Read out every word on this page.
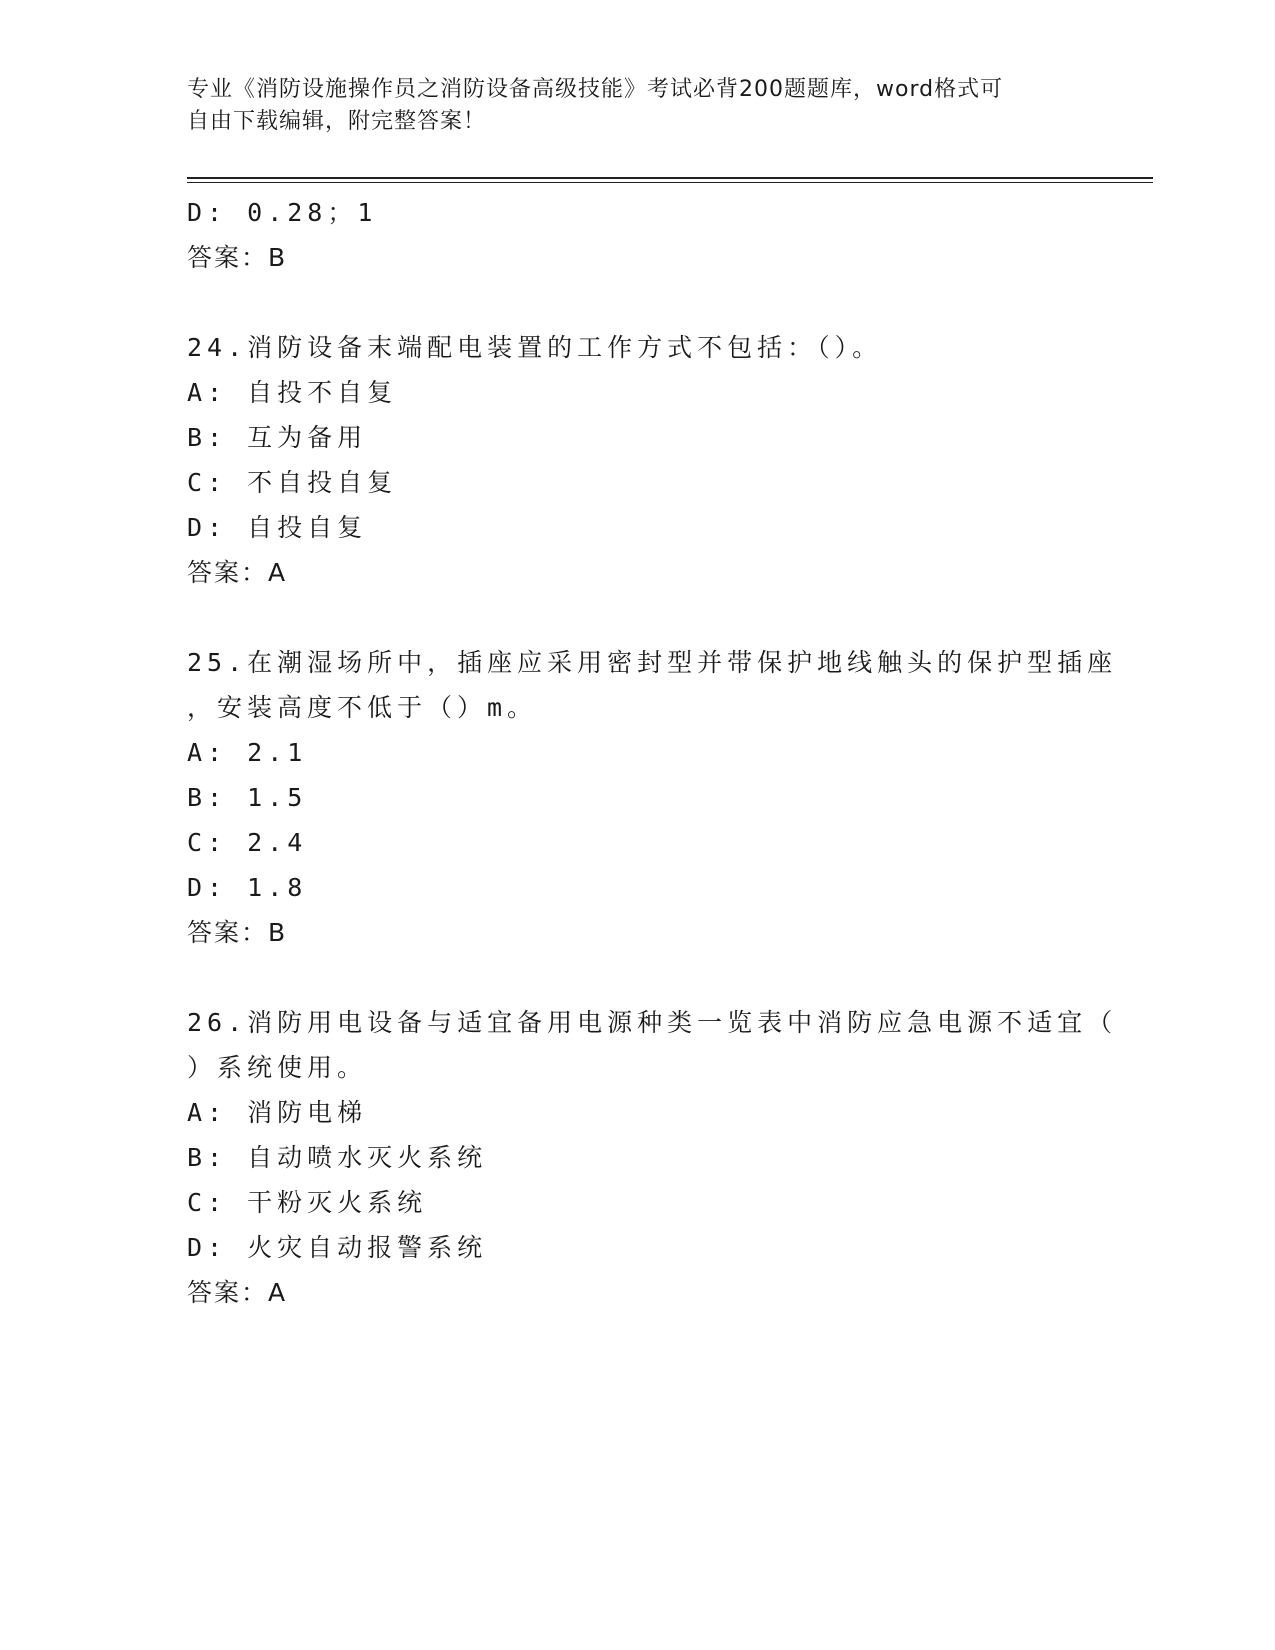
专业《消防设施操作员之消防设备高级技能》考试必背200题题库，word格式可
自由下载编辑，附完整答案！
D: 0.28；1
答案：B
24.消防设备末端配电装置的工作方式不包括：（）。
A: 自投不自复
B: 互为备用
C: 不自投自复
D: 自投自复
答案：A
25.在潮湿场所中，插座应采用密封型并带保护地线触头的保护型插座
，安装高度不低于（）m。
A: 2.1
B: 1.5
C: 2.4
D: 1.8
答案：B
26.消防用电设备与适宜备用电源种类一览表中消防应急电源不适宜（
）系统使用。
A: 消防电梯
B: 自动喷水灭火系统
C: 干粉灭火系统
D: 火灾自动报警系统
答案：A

**Written instruction**
Output the entries above exactly, without their pictures.

**Full answer**
Read out every word on this page.
专业《消防设施操作员之消防设备高级技能》考试必背200题题库，word格式可
自由下载编辑，附完整答案！
D: 0.28；1
答案：B
24.消防设备末端配电装置的工作方式不包括：（）。
A: 自投不自复
B: 互为备用
C: 不自投自复
D: 自投自复
答案：A
25.在潮湿场所中，插座应采用密封型并带保护地线触头的保护型插座
，安装高度不低于（）m。
A: 2.1
B: 1.5
C: 2.4
D: 1.8
答案：B
26.消防用电设备与适宜备用电源种类一览表中消防应急电源不适宜（
）系统使用。
A: 消防电梯
B: 自动喷水灭火系统
C: 干粉灭火系统
D: 火灾自动报警系统
答案：A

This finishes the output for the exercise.